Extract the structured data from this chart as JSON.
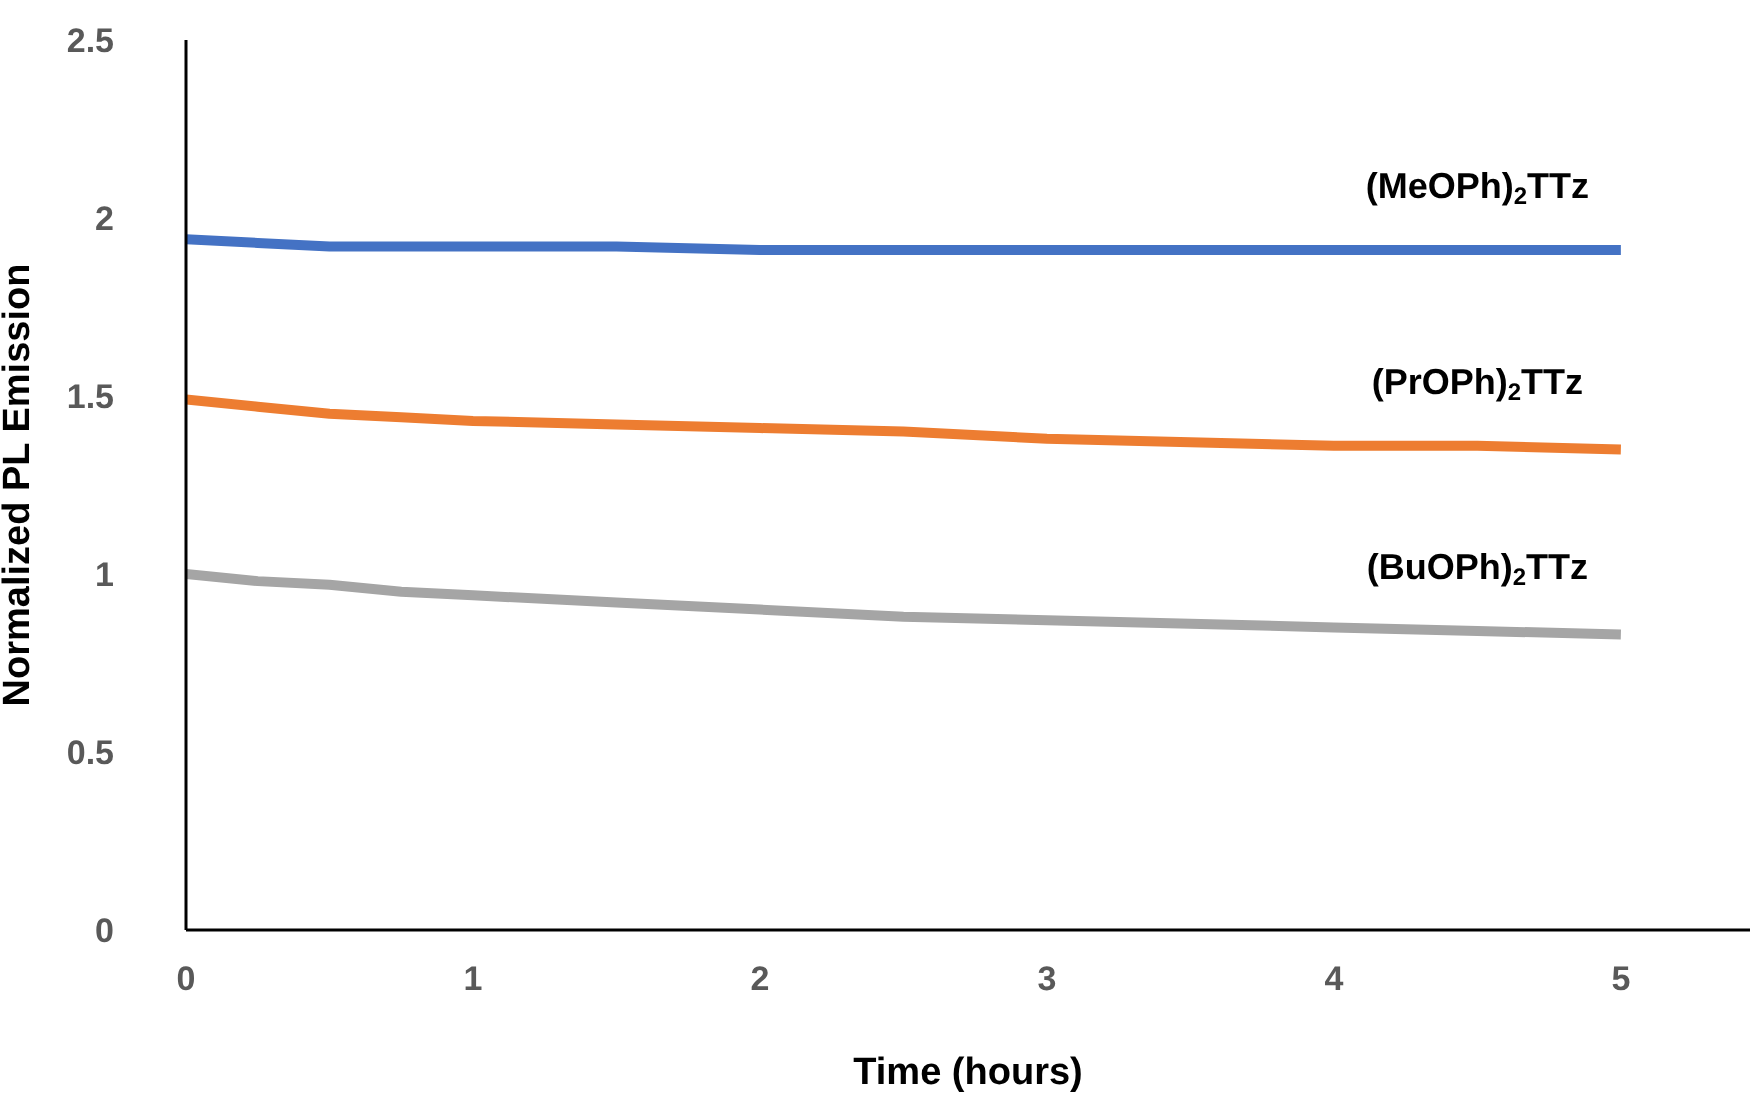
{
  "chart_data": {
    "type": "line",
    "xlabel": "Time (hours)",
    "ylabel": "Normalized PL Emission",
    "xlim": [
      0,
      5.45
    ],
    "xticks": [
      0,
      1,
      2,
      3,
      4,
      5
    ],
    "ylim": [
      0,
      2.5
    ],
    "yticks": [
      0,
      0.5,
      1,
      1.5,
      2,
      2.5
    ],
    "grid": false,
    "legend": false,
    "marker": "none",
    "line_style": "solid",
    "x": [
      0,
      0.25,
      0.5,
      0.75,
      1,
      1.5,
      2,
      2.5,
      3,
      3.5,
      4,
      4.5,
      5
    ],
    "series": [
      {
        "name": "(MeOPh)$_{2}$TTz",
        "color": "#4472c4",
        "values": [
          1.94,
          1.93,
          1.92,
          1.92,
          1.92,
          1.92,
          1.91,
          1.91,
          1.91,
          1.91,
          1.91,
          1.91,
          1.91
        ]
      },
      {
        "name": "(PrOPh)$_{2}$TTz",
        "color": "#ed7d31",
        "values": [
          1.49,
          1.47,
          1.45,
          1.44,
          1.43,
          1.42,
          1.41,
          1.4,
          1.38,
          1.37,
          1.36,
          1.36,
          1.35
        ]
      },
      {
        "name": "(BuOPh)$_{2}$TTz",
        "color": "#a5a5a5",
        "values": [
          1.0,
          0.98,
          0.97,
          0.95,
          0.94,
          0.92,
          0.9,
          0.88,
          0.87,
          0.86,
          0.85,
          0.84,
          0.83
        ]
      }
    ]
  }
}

* * * *

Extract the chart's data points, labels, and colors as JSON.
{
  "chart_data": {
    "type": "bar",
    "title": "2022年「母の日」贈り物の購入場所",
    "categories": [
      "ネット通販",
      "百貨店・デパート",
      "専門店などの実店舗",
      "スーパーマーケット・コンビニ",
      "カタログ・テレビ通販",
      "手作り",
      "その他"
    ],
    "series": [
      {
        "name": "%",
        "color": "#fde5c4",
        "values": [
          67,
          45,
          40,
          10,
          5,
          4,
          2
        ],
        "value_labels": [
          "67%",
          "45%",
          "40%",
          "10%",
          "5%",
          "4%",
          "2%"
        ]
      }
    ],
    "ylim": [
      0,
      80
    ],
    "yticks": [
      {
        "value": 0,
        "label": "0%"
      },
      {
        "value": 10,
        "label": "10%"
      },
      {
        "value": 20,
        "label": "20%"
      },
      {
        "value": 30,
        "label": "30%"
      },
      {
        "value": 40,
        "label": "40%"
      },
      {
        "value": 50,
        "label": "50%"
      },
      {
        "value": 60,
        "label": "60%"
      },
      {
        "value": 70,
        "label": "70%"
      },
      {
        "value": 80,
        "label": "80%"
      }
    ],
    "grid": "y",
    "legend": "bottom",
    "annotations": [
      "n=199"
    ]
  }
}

* * * *

→ **GOAL**: Gather each line in the data that holds the string "Extract".

→ **WRITTEN REPLY**:
Extract the structured data from this chart as JSON.
Extract the chart's data points, labels, and colors as JSON.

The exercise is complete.